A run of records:

================

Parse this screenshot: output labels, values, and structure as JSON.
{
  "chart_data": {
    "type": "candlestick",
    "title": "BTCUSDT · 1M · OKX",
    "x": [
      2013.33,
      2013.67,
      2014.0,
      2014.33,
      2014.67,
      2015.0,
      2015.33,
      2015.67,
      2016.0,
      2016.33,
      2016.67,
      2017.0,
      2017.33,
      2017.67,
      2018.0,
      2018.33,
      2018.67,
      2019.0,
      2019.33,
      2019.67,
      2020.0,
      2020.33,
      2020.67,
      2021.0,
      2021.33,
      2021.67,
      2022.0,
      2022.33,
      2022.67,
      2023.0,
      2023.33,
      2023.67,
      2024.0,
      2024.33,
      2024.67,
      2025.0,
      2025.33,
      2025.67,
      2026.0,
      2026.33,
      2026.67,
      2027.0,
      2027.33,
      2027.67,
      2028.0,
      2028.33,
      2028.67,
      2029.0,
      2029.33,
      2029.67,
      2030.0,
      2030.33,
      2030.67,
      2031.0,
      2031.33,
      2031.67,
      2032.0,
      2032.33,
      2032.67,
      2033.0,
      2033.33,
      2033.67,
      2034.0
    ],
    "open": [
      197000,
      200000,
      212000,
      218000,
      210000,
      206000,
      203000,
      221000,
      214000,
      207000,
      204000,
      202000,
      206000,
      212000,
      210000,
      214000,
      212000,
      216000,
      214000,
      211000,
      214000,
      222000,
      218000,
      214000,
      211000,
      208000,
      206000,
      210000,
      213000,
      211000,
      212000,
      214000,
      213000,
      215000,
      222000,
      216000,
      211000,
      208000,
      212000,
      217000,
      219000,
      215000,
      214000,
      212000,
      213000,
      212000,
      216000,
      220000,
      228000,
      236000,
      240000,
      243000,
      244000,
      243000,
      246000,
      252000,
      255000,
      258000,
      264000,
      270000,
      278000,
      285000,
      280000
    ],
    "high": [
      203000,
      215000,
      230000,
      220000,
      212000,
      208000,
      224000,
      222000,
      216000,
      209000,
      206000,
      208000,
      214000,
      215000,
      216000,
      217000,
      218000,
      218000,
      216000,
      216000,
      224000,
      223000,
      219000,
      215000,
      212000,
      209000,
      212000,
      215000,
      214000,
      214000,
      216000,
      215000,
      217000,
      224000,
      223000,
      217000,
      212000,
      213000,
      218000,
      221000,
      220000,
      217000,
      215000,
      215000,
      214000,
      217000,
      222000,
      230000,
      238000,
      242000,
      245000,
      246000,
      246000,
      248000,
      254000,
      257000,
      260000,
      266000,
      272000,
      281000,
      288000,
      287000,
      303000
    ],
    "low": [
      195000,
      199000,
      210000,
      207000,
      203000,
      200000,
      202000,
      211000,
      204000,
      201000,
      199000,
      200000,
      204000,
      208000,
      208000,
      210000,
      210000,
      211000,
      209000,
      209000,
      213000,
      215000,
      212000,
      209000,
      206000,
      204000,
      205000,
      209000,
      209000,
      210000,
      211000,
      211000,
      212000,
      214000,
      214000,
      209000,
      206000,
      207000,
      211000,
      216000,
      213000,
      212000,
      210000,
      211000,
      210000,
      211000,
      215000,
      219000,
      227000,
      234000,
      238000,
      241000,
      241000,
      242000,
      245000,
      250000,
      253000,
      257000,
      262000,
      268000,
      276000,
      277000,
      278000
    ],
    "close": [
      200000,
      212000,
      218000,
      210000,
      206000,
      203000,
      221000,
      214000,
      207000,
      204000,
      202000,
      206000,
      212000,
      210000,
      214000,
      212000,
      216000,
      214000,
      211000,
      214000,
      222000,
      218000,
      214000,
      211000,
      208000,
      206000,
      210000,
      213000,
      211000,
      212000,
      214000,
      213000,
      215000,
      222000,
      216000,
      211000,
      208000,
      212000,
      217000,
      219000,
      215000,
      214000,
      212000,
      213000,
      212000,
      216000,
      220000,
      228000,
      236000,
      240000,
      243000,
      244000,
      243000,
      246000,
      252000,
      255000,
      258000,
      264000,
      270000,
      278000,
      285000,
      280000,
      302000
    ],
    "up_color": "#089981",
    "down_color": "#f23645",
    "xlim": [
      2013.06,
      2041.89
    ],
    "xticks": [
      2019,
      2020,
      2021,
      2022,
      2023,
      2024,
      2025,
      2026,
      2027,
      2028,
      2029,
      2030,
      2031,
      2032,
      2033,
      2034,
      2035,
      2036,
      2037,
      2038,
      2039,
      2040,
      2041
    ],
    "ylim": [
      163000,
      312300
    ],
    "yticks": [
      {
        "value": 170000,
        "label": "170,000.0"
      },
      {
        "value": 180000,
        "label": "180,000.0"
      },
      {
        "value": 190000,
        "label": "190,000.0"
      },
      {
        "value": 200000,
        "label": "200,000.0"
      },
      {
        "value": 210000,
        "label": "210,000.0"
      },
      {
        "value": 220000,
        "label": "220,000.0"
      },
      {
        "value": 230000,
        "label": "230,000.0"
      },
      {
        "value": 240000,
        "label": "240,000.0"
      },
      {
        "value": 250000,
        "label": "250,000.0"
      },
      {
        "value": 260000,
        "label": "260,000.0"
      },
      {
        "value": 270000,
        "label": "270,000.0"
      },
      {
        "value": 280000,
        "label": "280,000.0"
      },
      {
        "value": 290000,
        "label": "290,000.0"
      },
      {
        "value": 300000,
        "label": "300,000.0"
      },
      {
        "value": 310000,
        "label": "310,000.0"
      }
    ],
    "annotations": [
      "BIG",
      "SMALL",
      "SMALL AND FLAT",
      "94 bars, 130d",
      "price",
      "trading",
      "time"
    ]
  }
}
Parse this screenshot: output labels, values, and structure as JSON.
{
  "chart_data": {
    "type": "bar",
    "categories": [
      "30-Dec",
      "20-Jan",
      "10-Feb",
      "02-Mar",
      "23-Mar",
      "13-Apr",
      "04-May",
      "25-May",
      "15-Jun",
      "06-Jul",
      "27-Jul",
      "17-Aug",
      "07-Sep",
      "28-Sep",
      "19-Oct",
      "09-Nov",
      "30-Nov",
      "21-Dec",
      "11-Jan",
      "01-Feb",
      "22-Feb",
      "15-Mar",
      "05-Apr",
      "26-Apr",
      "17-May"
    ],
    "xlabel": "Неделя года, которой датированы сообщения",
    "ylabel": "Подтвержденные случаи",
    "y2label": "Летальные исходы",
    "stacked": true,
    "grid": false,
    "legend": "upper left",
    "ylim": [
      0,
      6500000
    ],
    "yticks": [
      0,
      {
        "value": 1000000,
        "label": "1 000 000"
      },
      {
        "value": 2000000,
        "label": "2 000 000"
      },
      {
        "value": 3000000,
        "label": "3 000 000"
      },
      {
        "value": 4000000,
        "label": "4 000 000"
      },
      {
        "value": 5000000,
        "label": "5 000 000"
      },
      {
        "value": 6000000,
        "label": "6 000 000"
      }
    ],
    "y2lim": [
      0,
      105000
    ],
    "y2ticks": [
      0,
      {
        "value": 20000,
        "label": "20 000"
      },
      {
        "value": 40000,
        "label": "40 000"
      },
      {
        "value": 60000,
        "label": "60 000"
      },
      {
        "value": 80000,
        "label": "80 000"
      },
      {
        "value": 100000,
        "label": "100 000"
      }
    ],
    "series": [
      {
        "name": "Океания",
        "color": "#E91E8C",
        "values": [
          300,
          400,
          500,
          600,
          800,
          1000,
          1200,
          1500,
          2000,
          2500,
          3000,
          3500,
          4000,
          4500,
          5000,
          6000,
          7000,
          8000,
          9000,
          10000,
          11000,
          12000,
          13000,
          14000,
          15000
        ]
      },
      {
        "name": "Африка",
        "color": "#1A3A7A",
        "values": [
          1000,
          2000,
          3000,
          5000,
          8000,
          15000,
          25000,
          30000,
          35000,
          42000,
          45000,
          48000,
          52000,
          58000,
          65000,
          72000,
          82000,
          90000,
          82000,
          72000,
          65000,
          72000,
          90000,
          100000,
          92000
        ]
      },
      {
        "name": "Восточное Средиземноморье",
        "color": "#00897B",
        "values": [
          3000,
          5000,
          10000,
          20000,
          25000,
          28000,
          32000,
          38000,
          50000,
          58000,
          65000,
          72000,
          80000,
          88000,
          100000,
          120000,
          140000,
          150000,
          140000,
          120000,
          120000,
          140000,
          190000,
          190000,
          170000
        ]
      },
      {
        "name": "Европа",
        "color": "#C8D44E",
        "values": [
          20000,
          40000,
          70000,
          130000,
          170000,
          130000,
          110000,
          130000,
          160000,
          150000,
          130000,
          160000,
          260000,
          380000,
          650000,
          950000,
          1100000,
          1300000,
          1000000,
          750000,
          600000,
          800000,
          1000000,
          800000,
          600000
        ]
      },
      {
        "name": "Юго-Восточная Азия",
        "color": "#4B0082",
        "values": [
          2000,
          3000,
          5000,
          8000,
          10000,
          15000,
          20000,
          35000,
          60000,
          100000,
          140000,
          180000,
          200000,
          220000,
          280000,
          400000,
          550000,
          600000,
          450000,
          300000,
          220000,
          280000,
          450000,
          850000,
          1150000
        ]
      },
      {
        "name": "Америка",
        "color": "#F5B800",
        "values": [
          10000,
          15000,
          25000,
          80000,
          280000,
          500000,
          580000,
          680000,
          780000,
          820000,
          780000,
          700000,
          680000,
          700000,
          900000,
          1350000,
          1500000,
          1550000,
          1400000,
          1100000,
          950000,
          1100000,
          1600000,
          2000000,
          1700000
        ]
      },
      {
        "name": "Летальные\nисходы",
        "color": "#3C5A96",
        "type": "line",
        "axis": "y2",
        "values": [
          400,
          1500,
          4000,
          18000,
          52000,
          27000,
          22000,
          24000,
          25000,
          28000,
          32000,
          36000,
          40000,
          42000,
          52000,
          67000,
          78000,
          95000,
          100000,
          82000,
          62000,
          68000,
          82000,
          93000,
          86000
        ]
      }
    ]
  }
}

================

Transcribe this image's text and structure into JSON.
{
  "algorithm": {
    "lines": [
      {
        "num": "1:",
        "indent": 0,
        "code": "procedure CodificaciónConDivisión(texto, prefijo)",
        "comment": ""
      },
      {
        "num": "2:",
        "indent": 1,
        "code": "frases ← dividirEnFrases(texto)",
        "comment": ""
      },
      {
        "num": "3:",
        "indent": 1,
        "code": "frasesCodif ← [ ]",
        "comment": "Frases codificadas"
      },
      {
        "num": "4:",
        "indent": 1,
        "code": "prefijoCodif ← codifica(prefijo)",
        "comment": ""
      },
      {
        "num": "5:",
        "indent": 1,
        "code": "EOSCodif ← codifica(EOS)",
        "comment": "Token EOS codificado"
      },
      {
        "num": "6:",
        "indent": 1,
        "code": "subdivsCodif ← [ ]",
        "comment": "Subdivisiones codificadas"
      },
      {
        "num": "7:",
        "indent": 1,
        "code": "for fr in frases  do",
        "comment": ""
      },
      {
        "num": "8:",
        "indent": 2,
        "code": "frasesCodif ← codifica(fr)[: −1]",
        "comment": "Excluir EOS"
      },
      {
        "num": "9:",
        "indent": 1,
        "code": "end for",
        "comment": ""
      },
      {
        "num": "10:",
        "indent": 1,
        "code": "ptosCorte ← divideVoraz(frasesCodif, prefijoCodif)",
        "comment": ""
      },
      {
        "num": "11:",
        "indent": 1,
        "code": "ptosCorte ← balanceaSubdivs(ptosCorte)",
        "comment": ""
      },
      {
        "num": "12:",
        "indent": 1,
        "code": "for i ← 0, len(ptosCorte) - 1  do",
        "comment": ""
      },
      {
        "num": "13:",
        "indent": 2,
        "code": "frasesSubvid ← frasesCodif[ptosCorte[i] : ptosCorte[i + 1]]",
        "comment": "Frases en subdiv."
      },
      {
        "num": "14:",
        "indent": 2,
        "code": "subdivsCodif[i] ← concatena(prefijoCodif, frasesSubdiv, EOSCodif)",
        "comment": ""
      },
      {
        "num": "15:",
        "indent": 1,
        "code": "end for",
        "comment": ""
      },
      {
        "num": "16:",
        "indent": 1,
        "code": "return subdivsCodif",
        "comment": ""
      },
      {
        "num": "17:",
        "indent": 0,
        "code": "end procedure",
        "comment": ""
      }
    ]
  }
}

================

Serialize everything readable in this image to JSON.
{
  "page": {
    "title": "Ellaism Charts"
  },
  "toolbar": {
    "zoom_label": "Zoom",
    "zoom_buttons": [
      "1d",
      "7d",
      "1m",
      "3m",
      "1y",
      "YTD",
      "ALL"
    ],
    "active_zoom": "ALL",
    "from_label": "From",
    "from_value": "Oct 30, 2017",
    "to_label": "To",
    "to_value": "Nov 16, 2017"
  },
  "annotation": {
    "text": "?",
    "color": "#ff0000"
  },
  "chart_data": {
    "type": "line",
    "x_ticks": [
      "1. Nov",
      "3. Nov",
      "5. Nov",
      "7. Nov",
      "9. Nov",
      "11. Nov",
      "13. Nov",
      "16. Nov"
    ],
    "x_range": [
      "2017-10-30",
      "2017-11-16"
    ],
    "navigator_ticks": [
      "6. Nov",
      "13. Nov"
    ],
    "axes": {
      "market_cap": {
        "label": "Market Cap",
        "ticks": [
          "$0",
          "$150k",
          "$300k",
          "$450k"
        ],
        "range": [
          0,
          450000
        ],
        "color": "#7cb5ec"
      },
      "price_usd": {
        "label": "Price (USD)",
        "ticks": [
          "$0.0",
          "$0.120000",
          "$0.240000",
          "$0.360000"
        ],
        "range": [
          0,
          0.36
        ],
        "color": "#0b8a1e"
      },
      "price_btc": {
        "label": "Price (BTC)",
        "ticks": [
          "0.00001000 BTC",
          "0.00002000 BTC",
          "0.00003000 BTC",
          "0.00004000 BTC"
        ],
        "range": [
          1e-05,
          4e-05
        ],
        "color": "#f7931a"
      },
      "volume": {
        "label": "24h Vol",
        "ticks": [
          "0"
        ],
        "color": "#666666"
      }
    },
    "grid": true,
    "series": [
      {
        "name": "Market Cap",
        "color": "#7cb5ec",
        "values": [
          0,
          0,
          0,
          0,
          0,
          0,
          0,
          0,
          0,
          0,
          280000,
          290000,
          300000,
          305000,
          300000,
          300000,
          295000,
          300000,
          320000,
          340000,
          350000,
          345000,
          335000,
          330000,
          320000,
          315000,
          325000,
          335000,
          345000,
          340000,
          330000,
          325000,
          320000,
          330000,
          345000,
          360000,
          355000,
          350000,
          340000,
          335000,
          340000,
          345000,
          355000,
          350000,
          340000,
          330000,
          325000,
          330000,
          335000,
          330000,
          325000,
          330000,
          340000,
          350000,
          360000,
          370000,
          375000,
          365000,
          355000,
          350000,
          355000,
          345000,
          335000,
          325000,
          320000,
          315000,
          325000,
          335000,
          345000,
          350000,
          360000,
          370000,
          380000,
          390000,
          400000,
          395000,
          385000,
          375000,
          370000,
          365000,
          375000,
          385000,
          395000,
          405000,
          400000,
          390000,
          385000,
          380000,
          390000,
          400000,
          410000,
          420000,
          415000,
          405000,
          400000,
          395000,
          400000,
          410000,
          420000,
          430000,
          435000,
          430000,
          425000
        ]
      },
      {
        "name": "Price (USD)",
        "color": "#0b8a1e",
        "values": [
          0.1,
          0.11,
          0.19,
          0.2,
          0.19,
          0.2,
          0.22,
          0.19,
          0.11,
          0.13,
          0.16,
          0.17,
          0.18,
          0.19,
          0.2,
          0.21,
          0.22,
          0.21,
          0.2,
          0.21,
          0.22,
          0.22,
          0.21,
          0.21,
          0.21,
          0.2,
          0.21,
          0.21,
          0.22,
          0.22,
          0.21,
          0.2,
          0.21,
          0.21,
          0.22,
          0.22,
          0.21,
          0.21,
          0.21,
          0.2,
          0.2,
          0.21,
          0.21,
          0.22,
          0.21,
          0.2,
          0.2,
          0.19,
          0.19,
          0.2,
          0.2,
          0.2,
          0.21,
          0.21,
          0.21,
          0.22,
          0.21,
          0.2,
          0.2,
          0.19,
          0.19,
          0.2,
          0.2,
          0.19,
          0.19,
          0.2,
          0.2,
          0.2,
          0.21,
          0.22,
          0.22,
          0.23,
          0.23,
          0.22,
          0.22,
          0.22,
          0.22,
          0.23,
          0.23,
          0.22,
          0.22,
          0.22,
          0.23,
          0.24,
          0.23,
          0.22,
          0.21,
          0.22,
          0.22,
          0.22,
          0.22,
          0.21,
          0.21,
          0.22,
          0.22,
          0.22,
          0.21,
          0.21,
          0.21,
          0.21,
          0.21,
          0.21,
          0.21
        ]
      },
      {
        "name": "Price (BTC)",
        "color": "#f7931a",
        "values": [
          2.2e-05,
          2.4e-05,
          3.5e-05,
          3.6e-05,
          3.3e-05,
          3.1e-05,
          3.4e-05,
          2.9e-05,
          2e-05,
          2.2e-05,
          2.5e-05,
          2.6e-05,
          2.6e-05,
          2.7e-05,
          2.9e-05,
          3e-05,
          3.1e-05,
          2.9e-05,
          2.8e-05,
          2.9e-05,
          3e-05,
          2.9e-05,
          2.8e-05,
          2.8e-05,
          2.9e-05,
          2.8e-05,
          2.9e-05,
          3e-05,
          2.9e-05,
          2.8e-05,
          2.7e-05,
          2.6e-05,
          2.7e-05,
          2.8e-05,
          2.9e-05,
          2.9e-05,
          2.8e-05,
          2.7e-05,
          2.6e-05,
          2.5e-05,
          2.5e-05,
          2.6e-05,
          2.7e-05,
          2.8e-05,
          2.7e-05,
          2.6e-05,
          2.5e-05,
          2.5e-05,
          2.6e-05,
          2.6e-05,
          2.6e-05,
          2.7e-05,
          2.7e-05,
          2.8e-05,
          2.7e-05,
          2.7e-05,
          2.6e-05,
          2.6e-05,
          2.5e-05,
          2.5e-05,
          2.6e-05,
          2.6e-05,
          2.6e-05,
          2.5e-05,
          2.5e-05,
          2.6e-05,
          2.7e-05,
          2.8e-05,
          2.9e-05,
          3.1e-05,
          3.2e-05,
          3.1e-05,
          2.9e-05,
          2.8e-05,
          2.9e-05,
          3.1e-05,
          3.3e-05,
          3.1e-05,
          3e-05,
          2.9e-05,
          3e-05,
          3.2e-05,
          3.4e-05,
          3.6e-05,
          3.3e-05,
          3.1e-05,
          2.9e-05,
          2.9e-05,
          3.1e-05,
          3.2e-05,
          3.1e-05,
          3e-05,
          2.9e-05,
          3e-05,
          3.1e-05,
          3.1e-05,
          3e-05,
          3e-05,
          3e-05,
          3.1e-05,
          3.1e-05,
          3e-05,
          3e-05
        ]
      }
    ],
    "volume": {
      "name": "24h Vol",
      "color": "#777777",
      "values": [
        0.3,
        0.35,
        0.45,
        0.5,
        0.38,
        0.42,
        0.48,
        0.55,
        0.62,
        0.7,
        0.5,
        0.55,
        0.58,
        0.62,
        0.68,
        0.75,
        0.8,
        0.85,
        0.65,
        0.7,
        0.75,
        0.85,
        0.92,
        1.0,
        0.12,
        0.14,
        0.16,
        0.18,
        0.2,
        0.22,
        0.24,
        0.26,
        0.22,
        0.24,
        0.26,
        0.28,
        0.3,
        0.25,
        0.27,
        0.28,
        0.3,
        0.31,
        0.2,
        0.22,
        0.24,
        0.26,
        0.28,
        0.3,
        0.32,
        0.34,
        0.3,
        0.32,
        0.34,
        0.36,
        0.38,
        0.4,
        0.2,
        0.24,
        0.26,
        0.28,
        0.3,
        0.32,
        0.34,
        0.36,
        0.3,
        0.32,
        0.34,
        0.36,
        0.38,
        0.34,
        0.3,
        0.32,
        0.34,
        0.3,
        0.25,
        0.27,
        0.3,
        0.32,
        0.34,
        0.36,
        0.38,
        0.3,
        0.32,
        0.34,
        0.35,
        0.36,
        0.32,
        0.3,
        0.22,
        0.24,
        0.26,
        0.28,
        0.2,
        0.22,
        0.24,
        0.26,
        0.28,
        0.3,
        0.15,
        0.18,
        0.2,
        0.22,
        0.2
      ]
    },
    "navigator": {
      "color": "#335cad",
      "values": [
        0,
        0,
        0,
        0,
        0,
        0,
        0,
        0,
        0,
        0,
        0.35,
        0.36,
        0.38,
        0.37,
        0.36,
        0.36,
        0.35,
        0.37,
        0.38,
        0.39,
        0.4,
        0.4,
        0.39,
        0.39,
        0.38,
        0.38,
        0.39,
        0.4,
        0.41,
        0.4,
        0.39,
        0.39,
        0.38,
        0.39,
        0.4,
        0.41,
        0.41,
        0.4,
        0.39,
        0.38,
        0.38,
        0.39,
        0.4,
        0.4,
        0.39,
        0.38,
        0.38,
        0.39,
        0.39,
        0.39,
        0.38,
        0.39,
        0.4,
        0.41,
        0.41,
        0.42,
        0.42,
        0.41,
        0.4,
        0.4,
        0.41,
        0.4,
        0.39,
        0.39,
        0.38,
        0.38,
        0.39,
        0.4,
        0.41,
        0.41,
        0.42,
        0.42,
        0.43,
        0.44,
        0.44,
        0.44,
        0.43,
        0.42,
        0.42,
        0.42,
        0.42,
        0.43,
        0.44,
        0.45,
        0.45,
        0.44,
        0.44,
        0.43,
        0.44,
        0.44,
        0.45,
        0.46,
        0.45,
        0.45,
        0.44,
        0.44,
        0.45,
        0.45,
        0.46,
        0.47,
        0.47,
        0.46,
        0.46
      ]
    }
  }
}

================

-- INSTRUCTIONS TO FOLLOW --
Give the count of lines in the listing above that include "codificadas", with no other words.

-- RESULT OF THE EXERCISE --
2